__WORK TO DO__. Look for "霍邱县国道" in each line of the entries, and return the matching lines.

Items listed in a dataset
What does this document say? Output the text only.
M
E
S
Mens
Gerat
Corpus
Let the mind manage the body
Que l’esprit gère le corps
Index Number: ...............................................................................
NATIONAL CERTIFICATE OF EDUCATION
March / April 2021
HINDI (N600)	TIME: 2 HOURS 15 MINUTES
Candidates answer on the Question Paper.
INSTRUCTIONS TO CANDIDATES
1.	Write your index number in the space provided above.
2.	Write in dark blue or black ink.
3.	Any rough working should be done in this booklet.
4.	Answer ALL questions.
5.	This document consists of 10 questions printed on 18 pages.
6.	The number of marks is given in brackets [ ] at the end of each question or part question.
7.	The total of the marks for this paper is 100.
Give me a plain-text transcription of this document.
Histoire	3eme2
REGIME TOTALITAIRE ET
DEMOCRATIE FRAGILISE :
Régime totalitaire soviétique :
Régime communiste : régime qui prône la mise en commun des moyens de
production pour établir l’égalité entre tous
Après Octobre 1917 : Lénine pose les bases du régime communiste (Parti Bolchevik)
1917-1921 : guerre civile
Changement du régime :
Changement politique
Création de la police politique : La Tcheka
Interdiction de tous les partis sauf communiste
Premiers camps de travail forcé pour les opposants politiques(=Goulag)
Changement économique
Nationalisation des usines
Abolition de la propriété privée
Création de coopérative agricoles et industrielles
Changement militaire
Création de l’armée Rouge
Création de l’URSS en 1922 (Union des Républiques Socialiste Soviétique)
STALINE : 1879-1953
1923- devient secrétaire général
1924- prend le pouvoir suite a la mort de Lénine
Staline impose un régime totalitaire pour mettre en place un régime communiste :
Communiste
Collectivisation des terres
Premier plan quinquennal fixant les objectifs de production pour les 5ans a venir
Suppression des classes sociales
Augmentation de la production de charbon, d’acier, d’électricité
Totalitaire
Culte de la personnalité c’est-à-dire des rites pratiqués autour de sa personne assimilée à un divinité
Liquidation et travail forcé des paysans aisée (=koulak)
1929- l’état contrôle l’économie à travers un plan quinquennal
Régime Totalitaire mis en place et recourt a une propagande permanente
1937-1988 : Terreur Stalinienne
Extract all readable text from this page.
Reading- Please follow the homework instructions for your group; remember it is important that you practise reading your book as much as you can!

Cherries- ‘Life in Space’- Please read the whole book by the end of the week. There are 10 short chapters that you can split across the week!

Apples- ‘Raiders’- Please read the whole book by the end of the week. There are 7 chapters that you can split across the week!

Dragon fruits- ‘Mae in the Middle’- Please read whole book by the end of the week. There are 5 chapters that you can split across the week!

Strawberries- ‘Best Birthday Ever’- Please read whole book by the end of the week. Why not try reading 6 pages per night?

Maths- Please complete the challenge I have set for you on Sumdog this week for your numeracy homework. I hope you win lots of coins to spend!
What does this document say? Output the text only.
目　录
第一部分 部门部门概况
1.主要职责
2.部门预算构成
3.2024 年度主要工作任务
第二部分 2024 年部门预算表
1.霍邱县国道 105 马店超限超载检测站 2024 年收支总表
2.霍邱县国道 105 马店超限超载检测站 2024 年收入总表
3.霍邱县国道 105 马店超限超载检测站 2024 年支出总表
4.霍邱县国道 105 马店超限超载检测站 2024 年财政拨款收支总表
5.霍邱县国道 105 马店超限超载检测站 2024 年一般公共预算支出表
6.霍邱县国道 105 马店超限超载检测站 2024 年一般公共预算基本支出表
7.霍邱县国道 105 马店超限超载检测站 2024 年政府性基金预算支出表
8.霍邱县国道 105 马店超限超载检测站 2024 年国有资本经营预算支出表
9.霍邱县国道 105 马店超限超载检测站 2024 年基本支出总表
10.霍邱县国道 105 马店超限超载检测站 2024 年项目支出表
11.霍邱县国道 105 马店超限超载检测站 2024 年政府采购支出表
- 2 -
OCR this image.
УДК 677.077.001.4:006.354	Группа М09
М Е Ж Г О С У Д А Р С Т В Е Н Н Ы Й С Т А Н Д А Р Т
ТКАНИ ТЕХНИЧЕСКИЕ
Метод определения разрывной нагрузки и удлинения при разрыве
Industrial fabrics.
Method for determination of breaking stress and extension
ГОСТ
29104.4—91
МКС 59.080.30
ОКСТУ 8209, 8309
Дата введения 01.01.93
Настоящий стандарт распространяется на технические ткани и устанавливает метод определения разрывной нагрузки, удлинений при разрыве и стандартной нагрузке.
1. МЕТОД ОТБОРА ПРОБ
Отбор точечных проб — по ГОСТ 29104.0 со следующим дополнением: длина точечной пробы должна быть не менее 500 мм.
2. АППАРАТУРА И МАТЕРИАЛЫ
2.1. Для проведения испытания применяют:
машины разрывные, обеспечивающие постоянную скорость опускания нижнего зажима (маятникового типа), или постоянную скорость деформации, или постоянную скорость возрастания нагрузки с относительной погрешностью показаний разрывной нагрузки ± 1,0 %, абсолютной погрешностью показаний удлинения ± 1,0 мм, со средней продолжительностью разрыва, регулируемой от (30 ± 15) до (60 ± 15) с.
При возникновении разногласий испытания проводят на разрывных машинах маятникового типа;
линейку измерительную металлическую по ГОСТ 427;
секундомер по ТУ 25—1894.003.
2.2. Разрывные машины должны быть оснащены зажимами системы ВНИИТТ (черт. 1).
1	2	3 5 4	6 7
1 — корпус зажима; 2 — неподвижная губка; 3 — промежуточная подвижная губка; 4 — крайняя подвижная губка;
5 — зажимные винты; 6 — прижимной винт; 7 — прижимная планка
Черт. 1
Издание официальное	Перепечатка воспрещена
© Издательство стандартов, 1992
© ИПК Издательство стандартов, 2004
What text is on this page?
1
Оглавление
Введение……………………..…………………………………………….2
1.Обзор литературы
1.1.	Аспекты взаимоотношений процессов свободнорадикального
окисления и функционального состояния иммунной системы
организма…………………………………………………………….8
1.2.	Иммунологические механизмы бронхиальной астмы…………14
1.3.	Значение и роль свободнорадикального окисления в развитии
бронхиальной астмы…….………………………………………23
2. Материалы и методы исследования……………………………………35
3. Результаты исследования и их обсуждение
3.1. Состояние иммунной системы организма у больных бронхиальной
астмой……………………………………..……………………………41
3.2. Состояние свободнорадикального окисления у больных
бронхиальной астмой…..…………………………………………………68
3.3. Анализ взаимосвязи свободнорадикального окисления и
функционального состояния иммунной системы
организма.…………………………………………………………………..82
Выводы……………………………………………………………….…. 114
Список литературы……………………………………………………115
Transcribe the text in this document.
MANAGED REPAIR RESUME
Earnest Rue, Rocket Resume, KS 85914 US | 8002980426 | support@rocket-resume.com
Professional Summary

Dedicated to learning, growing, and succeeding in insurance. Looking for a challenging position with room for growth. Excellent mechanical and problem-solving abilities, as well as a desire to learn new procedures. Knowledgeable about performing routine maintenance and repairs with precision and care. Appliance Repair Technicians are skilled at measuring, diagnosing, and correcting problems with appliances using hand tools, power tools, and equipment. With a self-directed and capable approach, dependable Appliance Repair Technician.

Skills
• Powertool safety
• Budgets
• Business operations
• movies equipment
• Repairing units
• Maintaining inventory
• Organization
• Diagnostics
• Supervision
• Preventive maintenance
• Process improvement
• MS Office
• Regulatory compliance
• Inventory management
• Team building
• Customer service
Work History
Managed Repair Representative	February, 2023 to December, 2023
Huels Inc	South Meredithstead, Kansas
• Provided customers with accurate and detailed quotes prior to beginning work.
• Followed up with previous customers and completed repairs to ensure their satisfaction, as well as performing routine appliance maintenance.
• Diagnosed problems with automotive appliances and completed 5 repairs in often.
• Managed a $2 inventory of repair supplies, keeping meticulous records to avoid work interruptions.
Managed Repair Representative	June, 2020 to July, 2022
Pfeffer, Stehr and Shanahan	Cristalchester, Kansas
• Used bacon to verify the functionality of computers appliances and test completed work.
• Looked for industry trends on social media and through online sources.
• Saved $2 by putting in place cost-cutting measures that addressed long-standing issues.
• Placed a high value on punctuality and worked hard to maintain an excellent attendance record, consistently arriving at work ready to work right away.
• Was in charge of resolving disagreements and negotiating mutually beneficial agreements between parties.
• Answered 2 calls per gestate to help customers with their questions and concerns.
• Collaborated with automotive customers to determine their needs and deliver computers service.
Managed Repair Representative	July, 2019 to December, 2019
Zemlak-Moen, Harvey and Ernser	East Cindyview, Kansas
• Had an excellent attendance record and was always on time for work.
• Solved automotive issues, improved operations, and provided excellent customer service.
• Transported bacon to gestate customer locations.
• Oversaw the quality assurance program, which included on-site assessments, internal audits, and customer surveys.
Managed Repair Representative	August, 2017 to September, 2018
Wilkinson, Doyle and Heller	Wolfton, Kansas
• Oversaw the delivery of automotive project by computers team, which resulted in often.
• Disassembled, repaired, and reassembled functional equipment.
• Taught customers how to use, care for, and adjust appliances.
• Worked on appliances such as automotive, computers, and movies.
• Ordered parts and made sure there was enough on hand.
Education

__FINAL ANSWER__.
1.霍邱县国道 105 马店超限超载检测站 2024 年收支总表
2.霍邱县国道 105 马店超限超载检测站 2024 年收入总表
3.霍邱县国道 105 马店超限超载检测站 2024 年支出总表
4.霍邱县国道 105 马店超限超载检测站 2024 年财政拨款收支总表
5.霍邱县国道 105 马店超限超载检测站 2024 年一般公共预算支出表
6.霍邱县国道 105 马店超限超载检测站 2024 年一般公共预算基本支出表
7.霍邱县国道 105 马店超限超载检测站 2024 年政府性基金预算支出表
8.霍邱县国道 105 马店超限超载检测站 2024 年国有资本经营预算支出表
9.霍邱县国道 105 马店超限超载检测站 2024 年基本支出总表
10.霍邱县国道 105 马店超限超载检测站 2024 年项目支出表
11.霍邱县国道 105 马店超限超载检测站 2024 年政府采购支出表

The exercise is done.